= Written instruction =
Filter the listing below, copying every line in which the word "category" appears.

= Excerpted data =
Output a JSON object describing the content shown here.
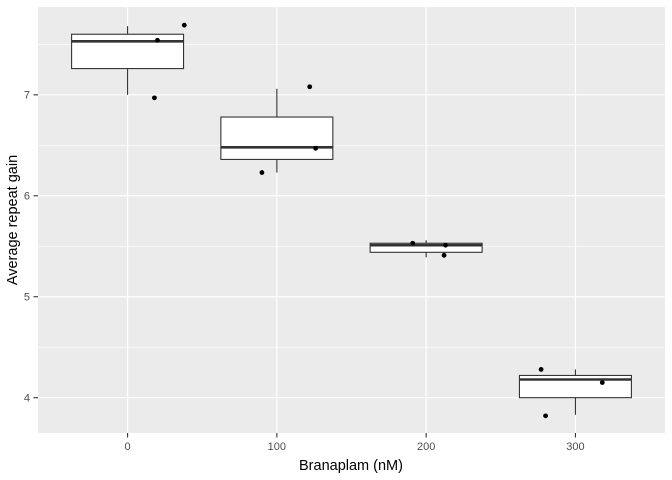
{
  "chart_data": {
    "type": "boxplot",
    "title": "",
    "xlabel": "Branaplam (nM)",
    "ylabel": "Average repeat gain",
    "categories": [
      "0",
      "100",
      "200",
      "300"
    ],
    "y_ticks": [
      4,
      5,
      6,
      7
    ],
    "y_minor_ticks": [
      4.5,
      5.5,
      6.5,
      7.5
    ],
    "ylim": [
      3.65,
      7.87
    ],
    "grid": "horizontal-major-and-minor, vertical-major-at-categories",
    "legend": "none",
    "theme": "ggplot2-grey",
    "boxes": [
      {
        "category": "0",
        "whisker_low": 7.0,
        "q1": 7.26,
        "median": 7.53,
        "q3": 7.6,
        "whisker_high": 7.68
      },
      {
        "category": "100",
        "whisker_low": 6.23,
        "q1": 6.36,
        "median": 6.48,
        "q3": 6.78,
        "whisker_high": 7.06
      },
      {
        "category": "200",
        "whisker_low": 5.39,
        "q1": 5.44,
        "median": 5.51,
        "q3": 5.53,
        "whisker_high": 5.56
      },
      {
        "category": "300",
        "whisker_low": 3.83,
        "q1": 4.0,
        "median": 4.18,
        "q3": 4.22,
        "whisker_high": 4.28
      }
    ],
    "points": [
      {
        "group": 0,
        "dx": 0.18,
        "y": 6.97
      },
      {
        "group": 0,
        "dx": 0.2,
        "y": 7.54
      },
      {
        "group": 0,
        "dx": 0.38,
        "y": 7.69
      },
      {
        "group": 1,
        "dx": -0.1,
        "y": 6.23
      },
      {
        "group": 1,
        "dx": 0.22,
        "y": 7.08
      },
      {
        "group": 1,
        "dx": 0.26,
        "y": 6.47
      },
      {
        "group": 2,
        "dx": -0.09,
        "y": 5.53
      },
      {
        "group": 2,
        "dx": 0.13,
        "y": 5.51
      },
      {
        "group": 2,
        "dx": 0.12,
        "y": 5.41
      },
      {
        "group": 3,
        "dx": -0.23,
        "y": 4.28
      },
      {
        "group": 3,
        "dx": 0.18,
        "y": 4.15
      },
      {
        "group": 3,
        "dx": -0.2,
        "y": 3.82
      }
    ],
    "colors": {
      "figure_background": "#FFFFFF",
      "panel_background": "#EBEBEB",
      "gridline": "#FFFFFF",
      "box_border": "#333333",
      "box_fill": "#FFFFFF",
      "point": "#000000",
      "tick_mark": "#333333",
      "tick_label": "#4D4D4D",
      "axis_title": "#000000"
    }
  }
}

= Response to the exercise =
        "category": "0",
        "category": "100",
        "category": "200",
        "category": "300",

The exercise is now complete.